Instructions to follow: Reproduce every record exactly as it appears, but not the pictures.

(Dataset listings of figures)
## START

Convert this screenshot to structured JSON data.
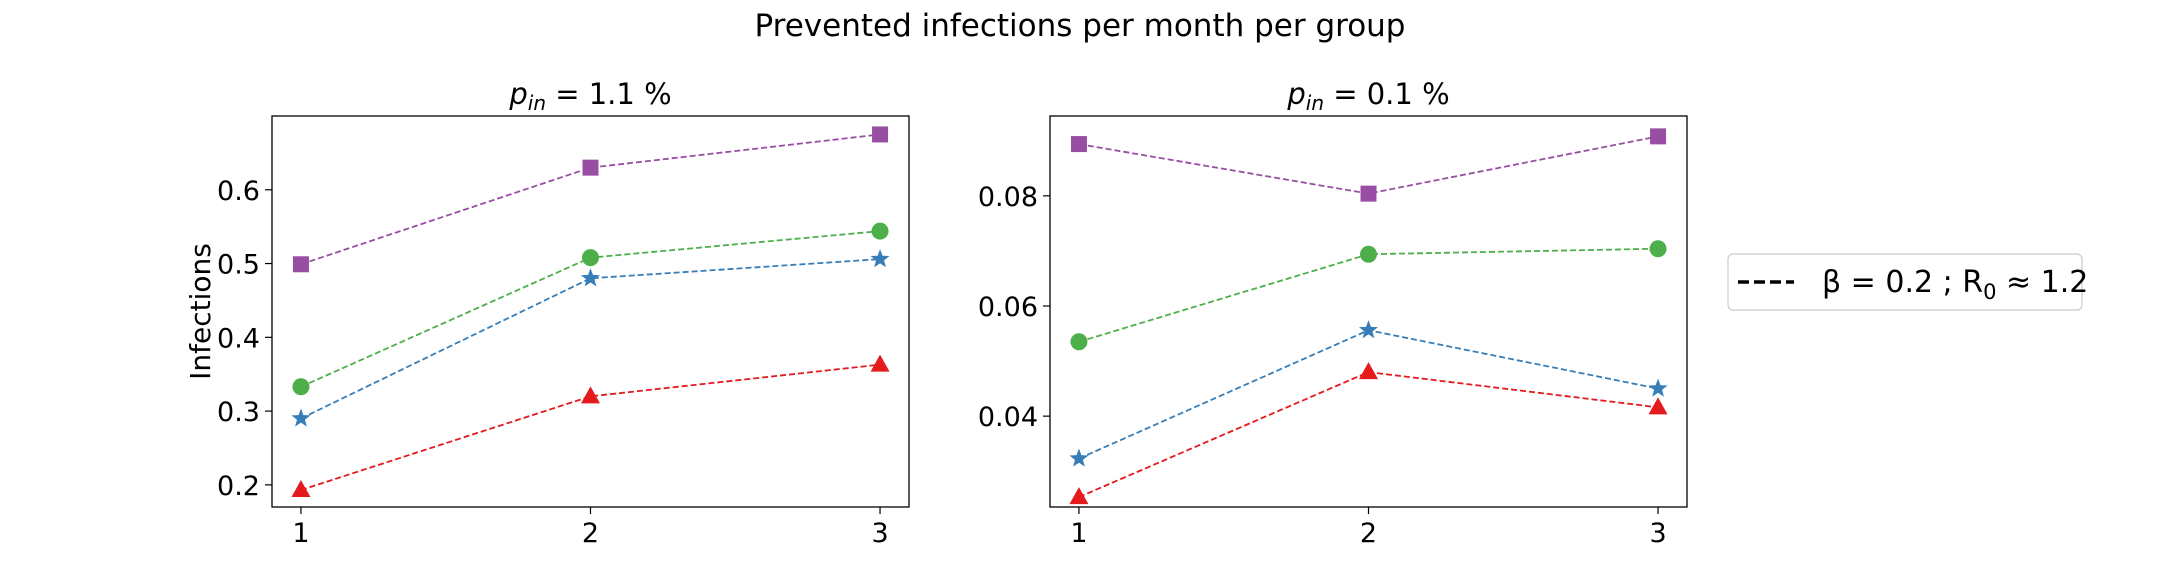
{
  "figure": {
    "title": "Prevented infections per month per group"
  },
  "legend": {
    "entries": [
      {
        "label_parts": [
          "β = 0.2 ; R",
          "0",
          " ≈ 1.2"
        ],
        "line_style": "dashed",
        "color": "#000000"
      }
    ],
    "placement": "right"
  },
  "chart_data": [
    {
      "type": "line",
      "title_parts": [
        "p",
        "in",
        " = 1.1 %"
      ],
      "xlabel": "",
      "ylabel": "Infections",
      "x": [
        1,
        2,
        3
      ],
      "xticks": [
        "1",
        "2",
        "3"
      ],
      "yticks": [
        "0.2",
        "0.3",
        "0.4",
        "0.5",
        "0.6"
      ],
      "ytick_values": [
        0.2,
        0.3,
        0.4,
        0.5,
        0.6
      ],
      "xlim": [
        0.9,
        3.1
      ],
      "ylim": [
        0.17,
        0.7
      ],
      "grid": false,
      "series": [
        {
          "values": [
            0.499,
            0.63,
            0.675
          ],
          "color": "#984ea3",
          "marker": "square"
        },
        {
          "values": [
            0.333,
            0.508,
            0.544
          ],
          "color": "#4daf4a",
          "marker": "circle"
        },
        {
          "values": [
            0.29,
            0.48,
            0.506
          ],
          "color": "#377eb8",
          "marker": "star"
        },
        {
          "values": [
            0.193,
            0.32,
            0.363
          ],
          "color": "#e41a1c",
          "marker": "triangle"
        }
      ]
    },
    {
      "type": "line",
      "title_parts": [
        "p",
        "in",
        " = 0.1 %"
      ],
      "xlabel": "",
      "ylabel": "",
      "x": [
        1,
        2,
        3
      ],
      "xticks": [
        "1",
        "2",
        "3"
      ],
      "yticks": [
        "0.04",
        "0.06",
        "0.08"
      ],
      "ytick_values": [
        0.04,
        0.06,
        0.08
      ],
      "xlim": [
        0.9,
        3.1
      ],
      "ylim": [
        0.0235,
        0.0945
      ],
      "grid": false,
      "series": [
        {
          "values": [
            0.0894,
            0.0804,
            0.0908
          ],
          "color": "#984ea3",
          "marker": "square"
        },
        {
          "values": [
            0.0535,
            0.0694,
            0.0704
          ],
          "color": "#4daf4a",
          "marker": "circle"
        },
        {
          "values": [
            0.0323,
            0.0556,
            0.045
          ],
          "color": "#377eb8",
          "marker": "star"
        },
        {
          "values": [
            0.0253,
            0.048,
            0.0416
          ],
          "color": "#e41a1c",
          "marker": "triangle"
        }
      ]
    }
  ]
}
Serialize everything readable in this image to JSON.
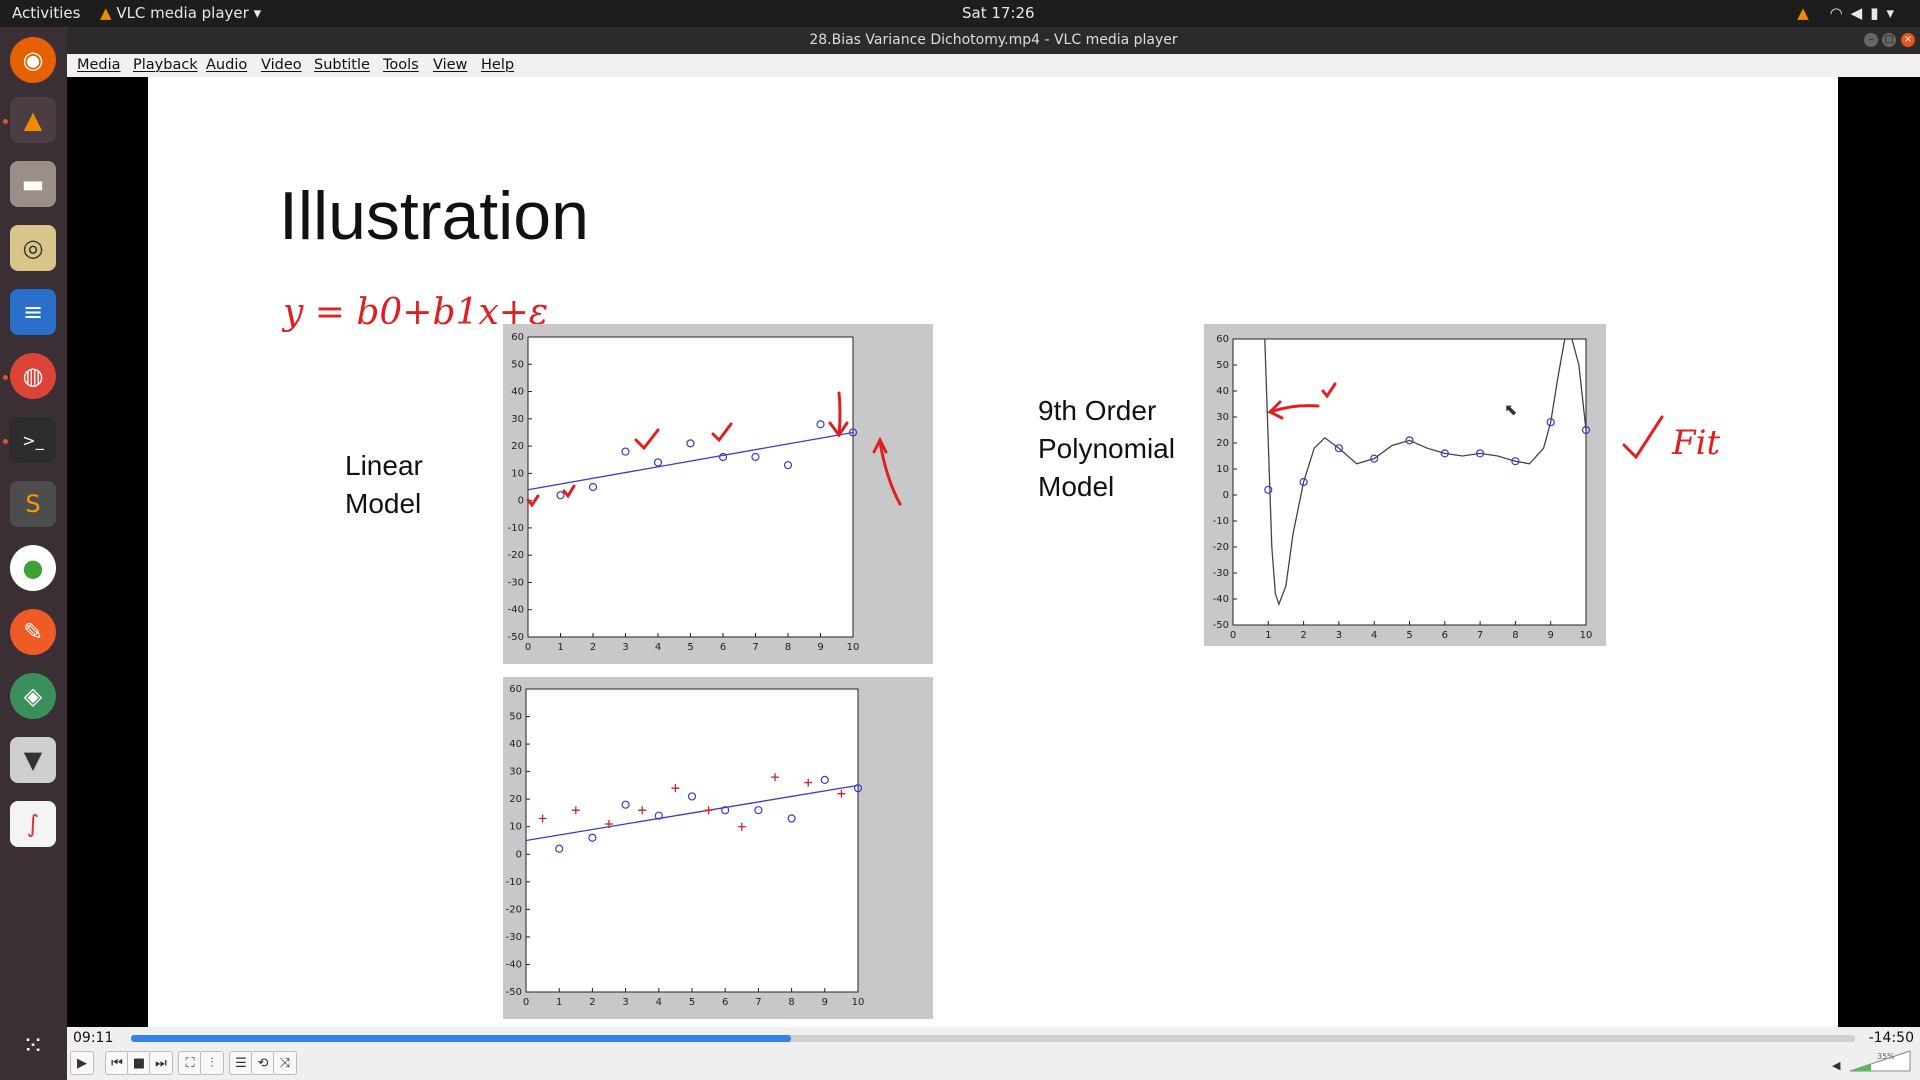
{
  "topbar": {
    "activities": "Activities",
    "app": "VLC media player",
    "clock": "Sat 17:26"
  },
  "window": {
    "title": "28.Bias Variance Dichotomy.mp4 - VLC media player"
  },
  "menu": [
    "Media",
    "Playback",
    "Audio",
    "Video",
    "Subtitle",
    "Tools",
    "View",
    "Help"
  ],
  "slide": {
    "title": "Illustration",
    "equation": "y = b0+b1x+ε",
    "linear_label": [
      "Linear",
      "Model"
    ],
    "poly_label": [
      "9th Order",
      "Polynomial",
      "Model"
    ],
    "fit_note": "Fit"
  },
  "chart_data": [
    {
      "type": "scatter",
      "title": "",
      "xlim": [
        0,
        10
      ],
      "ylim": [
        -50,
        60
      ],
      "xticks": [
        0,
        1,
        2,
        3,
        4,
        5,
        6,
        7,
        8,
        9,
        10
      ],
      "yticks": [
        60,
        50,
        40,
        30,
        20,
        10,
        0,
        -10,
        -20,
        -30,
        -40,
        -50
      ],
      "points": {
        "x": [
          1,
          2,
          3,
          4,
          5,
          6,
          7,
          8,
          9,
          10
        ],
        "y": [
          2,
          5,
          18,
          14,
          21,
          16,
          16,
          13,
          28,
          25
        ]
      },
      "line": {
        "x": [
          0,
          10
        ],
        "y": [
          4,
          25
        ]
      }
    },
    {
      "type": "scatter",
      "title": "",
      "xlim": [
        0,
        10
      ],
      "ylim": [
        -50,
        60
      ],
      "xticks": [
        0,
        1,
        2,
        3,
        4,
        5,
        6,
        7,
        8,
        9,
        10
      ],
      "yticks": [
        60,
        50,
        40,
        30,
        20,
        10,
        0,
        -10,
        -20,
        -30,
        -40,
        -50
      ],
      "points": {
        "x": [
          1,
          2,
          3,
          4,
          5,
          6,
          7,
          8,
          9,
          10
        ],
        "y": [
          2,
          6,
          18,
          14,
          21,
          16,
          16,
          13,
          27,
          24
        ]
      },
      "points_plus": {
        "x": [
          0.5,
          1.5,
          2.5,
          3.5,
          4.5,
          5.5,
          6.5,
          7.5,
          8.5,
          9.5
        ],
        "y": [
          13,
          16,
          11,
          16,
          24,
          16,
          10,
          28,
          26,
          22
        ]
      },
      "line": {
        "x": [
          0,
          10
        ],
        "y": [
          5,
          25
        ]
      }
    },
    {
      "type": "line",
      "title": "",
      "xlim": [
        0,
        10
      ],
      "ylim": [
        -50,
        60
      ],
      "xticks": [
        0,
        1,
        2,
        3,
        4,
        5,
        6,
        7,
        8,
        9,
        10
      ],
      "yticks": [
        60,
        50,
        40,
        30,
        20,
        10,
        0,
        -10,
        -20,
        -30,
        -40,
        -50
      ],
      "points": {
        "x": [
          1,
          2,
          3,
          4,
          5,
          6,
          7,
          8,
          9,
          10
        ],
        "y": [
          2,
          5,
          18,
          14,
          21,
          16,
          16,
          13,
          28,
          25
        ]
      },
      "curve": {
        "x": [
          0.9,
          1.0,
          1.1,
          1.2,
          1.3,
          1.5,
          1.7,
          2.0,
          2.3,
          2.6,
          3.0,
          3.5,
          4.0,
          4.5,
          5.0,
          5.5,
          6.0,
          6.5,
          7.0,
          7.5,
          8.0,
          8.4,
          8.8,
          9.0,
          9.2,
          9.4,
          9.6,
          9.8,
          10.0
        ],
        "y": [
          60,
          20,
          -20,
          -38,
          -42,
          -35,
          -15,
          5,
          18,
          22,
          18,
          12,
          14,
          19,
          21,
          18,
          16,
          15,
          16,
          15,
          13,
          12,
          18,
          28,
          45,
          60,
          60,
          50,
          25
        ]
      }
    }
  ],
  "player": {
    "elapsed": "09:11",
    "remaining": "-14:50",
    "progress": 0.383,
    "volume": "35%"
  }
}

## END

Response to this task:
Convert this screenshot to structured JSON data.
{
  "figure": {
    "title": "Prevented infections per month per group"
  },
  "legend": {
    "entries": [
      {
        "label_parts": [
          "β = 0.2 ; R",
          "0",
          " ≈ 1.2"
        ],
        "line_style": "dashed",
        "color": "#000000"
      }
    ],
    "placement": "right"
  },
  "chart_data": [
    {
      "type": "line",
      "title_parts": [
        "p",
        "in",
        " = 1.1 %"
      ],
      "xlabel": "",
      "ylabel": "Infections",
      "x": [
        1,
        2,
        3
      ],
      "xticks": [
        "1",
        "2",
        "3"
      ],
      "yticks": [
        "0.2",
        "0.3",
        "0.4",
        "0.5",
        "0.6"
      ],
      "ytick_values": [
        0.2,
        0.3,
        0.4,
        0.5,
        0.6
      ],
      "xlim": [
        0.9,
        3.1
      ],
      "ylim": [
        0.17,
        0.7
      ],
      "grid": false,
      "series": [
        {
          "values": [
            0.499,
            0.63,
            0.675
          ],
          "color": "#984ea3",
          "marker": "square"
        },
        {
          "values": [
            0.333,
            0.508,
            0.544
          ],
          "color": "#4daf4a",
          "marker": "circle"
        },
        {
          "values": [
            0.29,
            0.48,
            0.506
          ],
          "color": "#377eb8",
          "marker": "star"
        },
        {
          "values": [
            0.193,
            0.32,
            0.363
          ],
          "color": "#e41a1c",
          "marker": "triangle"
        }
      ]
    },
    {
      "type": "line",
      "title_parts": [
        "p",
        "in",
        " = 0.1 %"
      ],
      "xlabel": "",
      "ylabel": "",
      "x": [
        1,
        2,
        3
      ],
      "xticks": [
        "1",
        "2",
        "3"
      ],
      "yticks": [
        "0.04",
        "0.06",
        "0.08"
      ],
      "ytick_values": [
        0.04,
        0.06,
        0.08
      ],
      "xlim": [
        0.9,
        3.1
      ],
      "ylim": [
        0.0235,
        0.0945
      ],
      "grid": false,
      "series": [
        {
          "values": [
            0.0894,
            0.0804,
            0.0908
          ],
          "color": "#984ea3",
          "marker": "square"
        },
        {
          "values": [
            0.0535,
            0.0694,
            0.0704
          ],
          "color": "#4daf4a",
          "marker": "circle"
        },
        {
          "values": [
            0.0323,
            0.0556,
            0.045
          ],
          "color": "#377eb8",
          "marker": "star"
        },
        {
          "values": [
            0.0253,
            0.048,
            0.0416
          ],
          "color": "#e41a1c",
          "marker": "triangle"
        }
      ]
    }
  ]
}
Serialize everything readable in this image to JSON.
{
  "topbar": {
    "activities": "Activities",
    "app": "VLC media player",
    "clock": "Sat 17:26"
  },
  "window": {
    "title": "28.Bias Variance Dichotomy.mp4 - VLC media player"
  },
  "menu": [
    "Media",
    "Playback",
    "Audio",
    "Video",
    "Subtitle",
    "Tools",
    "View",
    "Help"
  ],
  "slide": {
    "title": "Illustration",
    "equation": "y = b0+b1x+ε",
    "linear_label": [
      "Linear",
      "Model"
    ],
    "poly_label": [
      "9th Order",
      "Polynomial",
      "Model"
    ],
    "fit_note": "Fit"
  },
  "chart_data": [
    {
      "type": "scatter",
      "title": "",
      "xlim": [
        0,
        10
      ],
      "ylim": [
        -50,
        60
      ],
      "xticks": [
        0,
        1,
        2,
        3,
        4,
        5,
        6,
        7,
        8,
        9,
        10
      ],
      "yticks": [
        60,
        50,
        40,
        30,
        20,
        10,
        0,
        -10,
        -20,
        -30,
        -40,
        -50
      ],
      "points": {
        "x": [
          1,
          2,
          3,
          4,
          5,
          6,
          7,
          8,
          9,
          10
        ],
        "y": [
          2,
          5,
          18,
          14,
          21,
          16,
          16,
          13,
          28,
          25
        ]
      },
      "line": {
        "x": [
          0,
          10
        ],
        "y": [
          4,
          25
        ]
      }
    },
    {
      "type": "scatter",
      "title": "",
      "xlim": [
        0,
        10
      ],
      "ylim": [
        -50,
        60
      ],
      "xticks": [
        0,
        1,
        2,
        3,
        4,
        5,
        6,
        7,
        8,
        9,
        10
      ],
      "yticks": [
        60,
        50,
        40,
        30,
        20,
        10,
        0,
        -10,
        -20,
        -30,
        -40,
        -50
      ],
      "points": {
        "x": [
          1,
          2,
          3,
          4,
          5,
          6,
          7,
          8,
          9,
          10
        ],
        "y": [
          2,
          6,
          18,
          14,
          21,
          16,
          16,
          13,
          27,
          24
        ]
      },
      "points_plus": {
        "x": [
          0.5,
          1.5,
          2.5,
          3.5,
          4.5,
          5.5,
          6.5,
          7.5,
          8.5,
          9.5
        ],
        "y": [
          13,
          16,
          11,
          16,
          24,
          16,
          10,
          28,
          26,
          22
        ]
      },
      "line": {
        "x": [
          0,
          10
        ],
        "y": [
          5,
          25
        ]
      }
    },
    {
      "type": "line",
      "title": "",
      "xlim": [
        0,
        10
      ],
      "ylim": [
        -50,
        60
      ],
      "xticks": [
        0,
        1,
        2,
        3,
        4,
        5,
        6,
        7,
        8,
        9,
        10
      ],
      "yticks": [
        60,
        50,
        40,
        30,
        20,
        10,
        0,
        -10,
        -20,
        -30,
        -40,
        -50
      ],
      "points": {
        "x": [
          1,
          2,
          3,
          4,
          5,
          6,
          7,
          8,
          9,
          10
        ],
        "y": [
          2,
          5,
          18,
          14,
          21,
          16,
          16,
          13,
          28,
          25
        ]
      },
      "curve": {
        "x": [
          0.9,
          1.0,
          1.1,
          1.2,
          1.3,
          1.5,
          1.7,
          2.0,
          2.3,
          2.6,
          3.0,
          3.5,
          4.0,
          4.5,
          5.0,
          5.5,
          6.0,
          6.5,
          7.0,
          7.5,
          8.0,
          8.4,
          8.8,
          9.0,
          9.2,
          9.4,
          9.6,
          9.8,
          10.0
        ],
        "y": [
          60,
          20,
          -20,
          -38,
          -42,
          -35,
          -15,
          5,
          18,
          22,
          18,
          12,
          14,
          19,
          21,
          18,
          16,
          15,
          16,
          15,
          13,
          12,
          18,
          28,
          45,
          60,
          60,
          50,
          25
        ]
      }
    }
  ],
  "player": {
    "elapsed": "09:11",
    "remaining": "-14:50",
    "progress": 0.383,
    "volume": "35%"
  }
}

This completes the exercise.